Quoted passage
[start]

Jim Lane's Cinedrome Posted on June 1, 2018 by Jim LaneJune 1, 2018

For some years now the Wexner Center for the Arts on the Ohio State campus has offered a film program in conjunction with Cinevent on the Wednesday evening before the convention begins. Usually, my flight has landed me in Columbus too late to attend, but this year was different. I caught a redeye (yes, there is a redeye from Sacramento to Columbus) that got me to town bright and early, so I was able to catch the Wexner Center’s program of two pictures from the First Wave of 3D in the 1950s. Just for fun, I’ve reproduced here a lobby card for the black-and-white The Maze (1953) in color, and an ad for Gog (1954), which was in color, in black and white.

Well, these two movies were certainly something to have seen. The Wexner Center presented both pictures in their recent 4K Blu-ray incarnations, and credit is due to the 3D Film Archive (on The Maze) and archivist Bob Furmanek (Gog) for restoring these near-lost pictures to what audiences saw in the 1950s. That said, the fact remains that it wasn’t just technical and quality-control issues that killed 3D the first time around; much of the problem was that there were too few pictures like House of Wax and Kiss Me, Kate and too many like The Maze and Gog.

First, The Maze. It was directed by that greatest of all cinema production designers, William Cameron Menzies (his swan song as a director), and starred Richard Carlson as the heir to a Scottish castle suddenly and mysteriously called home as he is about to be married. Not to be put off, his fiancée (Veronica Hurst) follows him, only to find him suddenly aged and coldly unwelcoming. She senses that it has something to do with the sinister topiary maze outside the castle, and the fact that her bedroom is locked from the outside every night, and she’s right.

[end]

Provided information
[start]

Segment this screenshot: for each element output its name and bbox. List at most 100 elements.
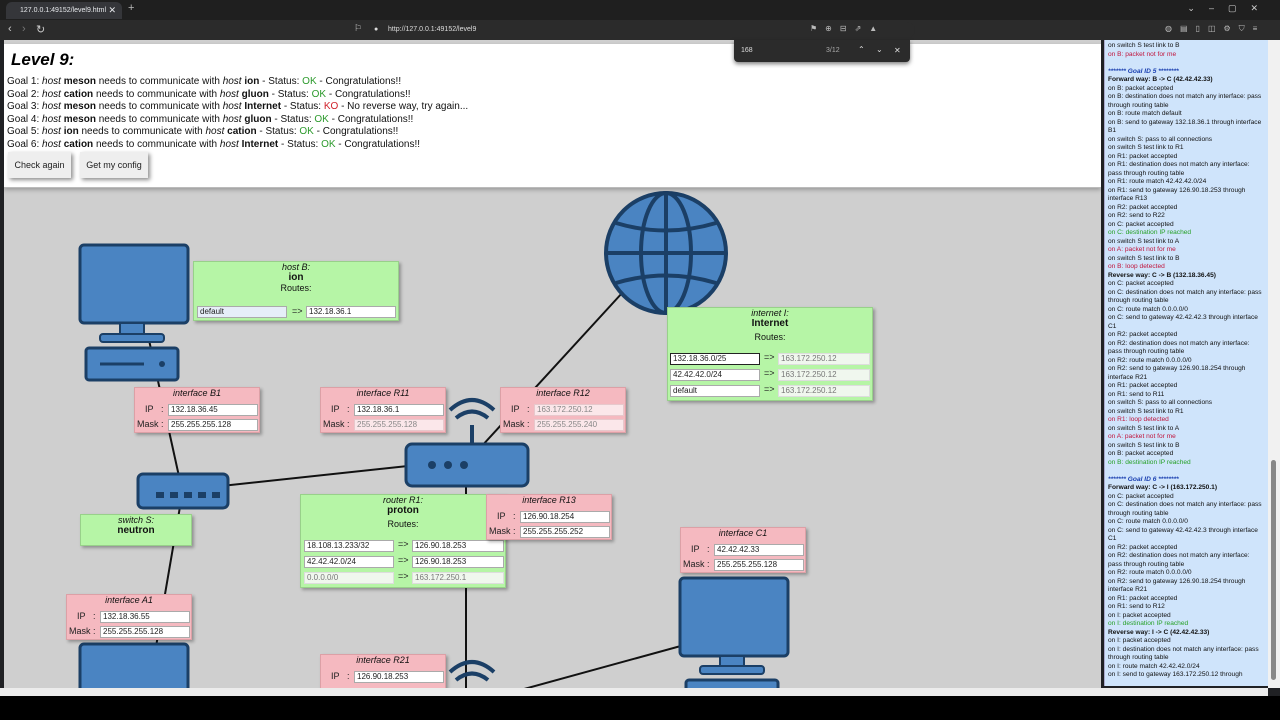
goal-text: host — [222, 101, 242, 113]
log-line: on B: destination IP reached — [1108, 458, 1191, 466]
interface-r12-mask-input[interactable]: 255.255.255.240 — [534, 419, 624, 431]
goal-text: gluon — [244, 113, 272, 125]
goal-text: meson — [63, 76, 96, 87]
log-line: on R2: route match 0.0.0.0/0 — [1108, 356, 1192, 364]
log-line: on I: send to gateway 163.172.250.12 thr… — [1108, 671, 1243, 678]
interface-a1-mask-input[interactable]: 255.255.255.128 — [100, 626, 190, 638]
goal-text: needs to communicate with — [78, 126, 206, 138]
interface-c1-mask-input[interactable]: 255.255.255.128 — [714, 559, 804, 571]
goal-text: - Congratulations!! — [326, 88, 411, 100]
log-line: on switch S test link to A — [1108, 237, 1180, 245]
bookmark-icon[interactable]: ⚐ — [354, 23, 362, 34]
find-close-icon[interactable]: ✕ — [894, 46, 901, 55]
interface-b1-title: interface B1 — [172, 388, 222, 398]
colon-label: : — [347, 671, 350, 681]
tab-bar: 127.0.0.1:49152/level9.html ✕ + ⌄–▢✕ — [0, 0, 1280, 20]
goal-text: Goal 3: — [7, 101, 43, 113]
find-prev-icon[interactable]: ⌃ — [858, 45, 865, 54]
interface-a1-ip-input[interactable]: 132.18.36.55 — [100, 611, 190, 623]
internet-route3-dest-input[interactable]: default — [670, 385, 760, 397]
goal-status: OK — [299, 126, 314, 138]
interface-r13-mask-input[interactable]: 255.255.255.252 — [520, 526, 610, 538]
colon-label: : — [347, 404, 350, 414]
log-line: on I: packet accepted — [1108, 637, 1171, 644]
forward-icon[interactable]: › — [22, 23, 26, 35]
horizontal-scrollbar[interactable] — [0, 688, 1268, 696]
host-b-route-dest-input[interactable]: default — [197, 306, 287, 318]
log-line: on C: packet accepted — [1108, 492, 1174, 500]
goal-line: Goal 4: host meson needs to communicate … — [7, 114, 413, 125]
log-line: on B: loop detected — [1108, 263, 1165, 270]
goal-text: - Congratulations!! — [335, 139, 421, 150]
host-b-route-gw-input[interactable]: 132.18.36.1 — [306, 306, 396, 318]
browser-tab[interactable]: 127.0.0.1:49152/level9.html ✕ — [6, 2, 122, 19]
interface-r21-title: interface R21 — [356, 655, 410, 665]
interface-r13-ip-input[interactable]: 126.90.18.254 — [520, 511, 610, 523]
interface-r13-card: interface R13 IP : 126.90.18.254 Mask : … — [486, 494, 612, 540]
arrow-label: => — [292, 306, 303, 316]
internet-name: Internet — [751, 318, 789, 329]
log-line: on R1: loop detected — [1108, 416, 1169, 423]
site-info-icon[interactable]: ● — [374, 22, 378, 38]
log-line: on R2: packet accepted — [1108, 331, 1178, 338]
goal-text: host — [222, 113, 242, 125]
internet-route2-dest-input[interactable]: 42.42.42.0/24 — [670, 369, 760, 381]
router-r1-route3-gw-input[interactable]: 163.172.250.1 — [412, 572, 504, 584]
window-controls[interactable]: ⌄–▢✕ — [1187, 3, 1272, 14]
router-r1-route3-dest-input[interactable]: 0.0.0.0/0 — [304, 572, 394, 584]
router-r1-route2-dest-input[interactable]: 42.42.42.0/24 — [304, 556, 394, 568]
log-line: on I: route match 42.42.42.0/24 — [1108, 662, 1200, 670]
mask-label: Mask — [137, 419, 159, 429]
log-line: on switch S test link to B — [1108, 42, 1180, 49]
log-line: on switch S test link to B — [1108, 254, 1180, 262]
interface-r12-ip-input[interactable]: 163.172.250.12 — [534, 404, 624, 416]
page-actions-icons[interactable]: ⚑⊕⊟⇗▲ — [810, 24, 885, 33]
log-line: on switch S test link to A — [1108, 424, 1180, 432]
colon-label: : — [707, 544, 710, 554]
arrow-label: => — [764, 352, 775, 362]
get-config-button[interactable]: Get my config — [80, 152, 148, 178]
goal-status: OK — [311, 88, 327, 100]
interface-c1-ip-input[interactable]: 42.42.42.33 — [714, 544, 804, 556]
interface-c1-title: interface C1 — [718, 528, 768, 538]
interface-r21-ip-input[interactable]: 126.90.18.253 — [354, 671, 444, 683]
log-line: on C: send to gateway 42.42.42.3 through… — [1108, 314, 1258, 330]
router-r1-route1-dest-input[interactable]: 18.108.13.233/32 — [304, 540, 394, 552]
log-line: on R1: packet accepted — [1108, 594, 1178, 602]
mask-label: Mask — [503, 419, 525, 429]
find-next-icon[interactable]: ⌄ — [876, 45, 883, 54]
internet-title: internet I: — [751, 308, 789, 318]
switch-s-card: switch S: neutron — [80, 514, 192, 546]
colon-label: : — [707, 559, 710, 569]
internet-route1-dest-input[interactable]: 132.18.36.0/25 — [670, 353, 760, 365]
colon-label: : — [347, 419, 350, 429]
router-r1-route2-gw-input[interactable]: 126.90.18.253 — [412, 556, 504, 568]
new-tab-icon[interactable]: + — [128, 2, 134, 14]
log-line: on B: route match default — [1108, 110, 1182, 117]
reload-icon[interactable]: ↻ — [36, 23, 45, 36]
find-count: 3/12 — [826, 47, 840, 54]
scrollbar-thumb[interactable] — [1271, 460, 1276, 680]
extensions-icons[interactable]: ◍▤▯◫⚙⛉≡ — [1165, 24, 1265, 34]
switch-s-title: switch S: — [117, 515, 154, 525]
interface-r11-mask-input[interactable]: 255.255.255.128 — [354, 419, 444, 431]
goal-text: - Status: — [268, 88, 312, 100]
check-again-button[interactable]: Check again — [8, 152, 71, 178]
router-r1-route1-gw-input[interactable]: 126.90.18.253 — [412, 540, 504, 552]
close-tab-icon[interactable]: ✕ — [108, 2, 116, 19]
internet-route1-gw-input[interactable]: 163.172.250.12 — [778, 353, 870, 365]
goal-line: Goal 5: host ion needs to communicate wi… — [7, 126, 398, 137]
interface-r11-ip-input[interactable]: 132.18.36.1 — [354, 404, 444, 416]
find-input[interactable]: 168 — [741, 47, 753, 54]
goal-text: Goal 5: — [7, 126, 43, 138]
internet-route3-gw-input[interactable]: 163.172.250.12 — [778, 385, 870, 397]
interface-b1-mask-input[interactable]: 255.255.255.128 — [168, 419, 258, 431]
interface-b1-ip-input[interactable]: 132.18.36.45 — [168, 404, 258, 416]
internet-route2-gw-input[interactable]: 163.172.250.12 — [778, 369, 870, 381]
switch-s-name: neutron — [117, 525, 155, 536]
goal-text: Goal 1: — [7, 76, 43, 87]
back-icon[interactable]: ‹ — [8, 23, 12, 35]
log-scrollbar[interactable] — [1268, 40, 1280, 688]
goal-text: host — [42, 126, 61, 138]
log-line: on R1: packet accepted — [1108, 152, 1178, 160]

[end]

To do
1: Using the post on the 3D film screenings, decide whether each statement below agrees with it. Answer yes or no, and quote the words that decide it.
(a) The writer's flight usually reached Columbus too late for the Wednesday program.
(b) Gog was made in black and white.
(c) The Maze was William Cameron Menzies's last film as a director.
2: Answer these questions from the post on the 3D film screenings.
(a) From which city did the writer's redeye depart?
(b) Who restored Gog?
(c) Who plays the fiancée in The Maze?
3: Carry on the post on the 3D film screenings, starting after its final sentence.

Results for the exercise
1:
(a) Yes: "Usually, my flight has landed me in Columbus too late to attend"
(b) No: "an ad for Gog (1954), which was in color"
(c) Yes: "(his swan song as a director)"

2:
(a) Sacramento
(b) Archivist Bob Furmanek
(c) Veronica Hurst

3:
Dan Ullman’s script was based on a 1949 novel by the Swiss fantasist Maurice Sandoz (1892-1958). Sandoz’s German-language Wikipedia page says, “Characteristic of his narrative technique is that the ‘natural’ explanation, which makes the seemingly supernatural rationally comprehensible at the end of a story, is ultimately even more unbelievable than the idea of ghostly powers,” and so it is with The Maze. The picture’s 1953 ads implored, “Please do not reveal the amazing climax to your friends!”, and I’ll honor that request. Suffice it to say that at this amazing climax the Wexner Center rocked with gales of delighted laughter, and all I could think was, “Hello, ma baby/Hello, ma honey/Hello, ma ragtime gal…” (If you’ve seen The Maze, you’ll understand.) It fell to Richard Carlson to make this gobsmacking development “rationally comprehensible” in a post-climactic monologue, which he did with straight-faced aplomb, and to his eternal credit. There ought to be some special Oscar category for that kind of acting.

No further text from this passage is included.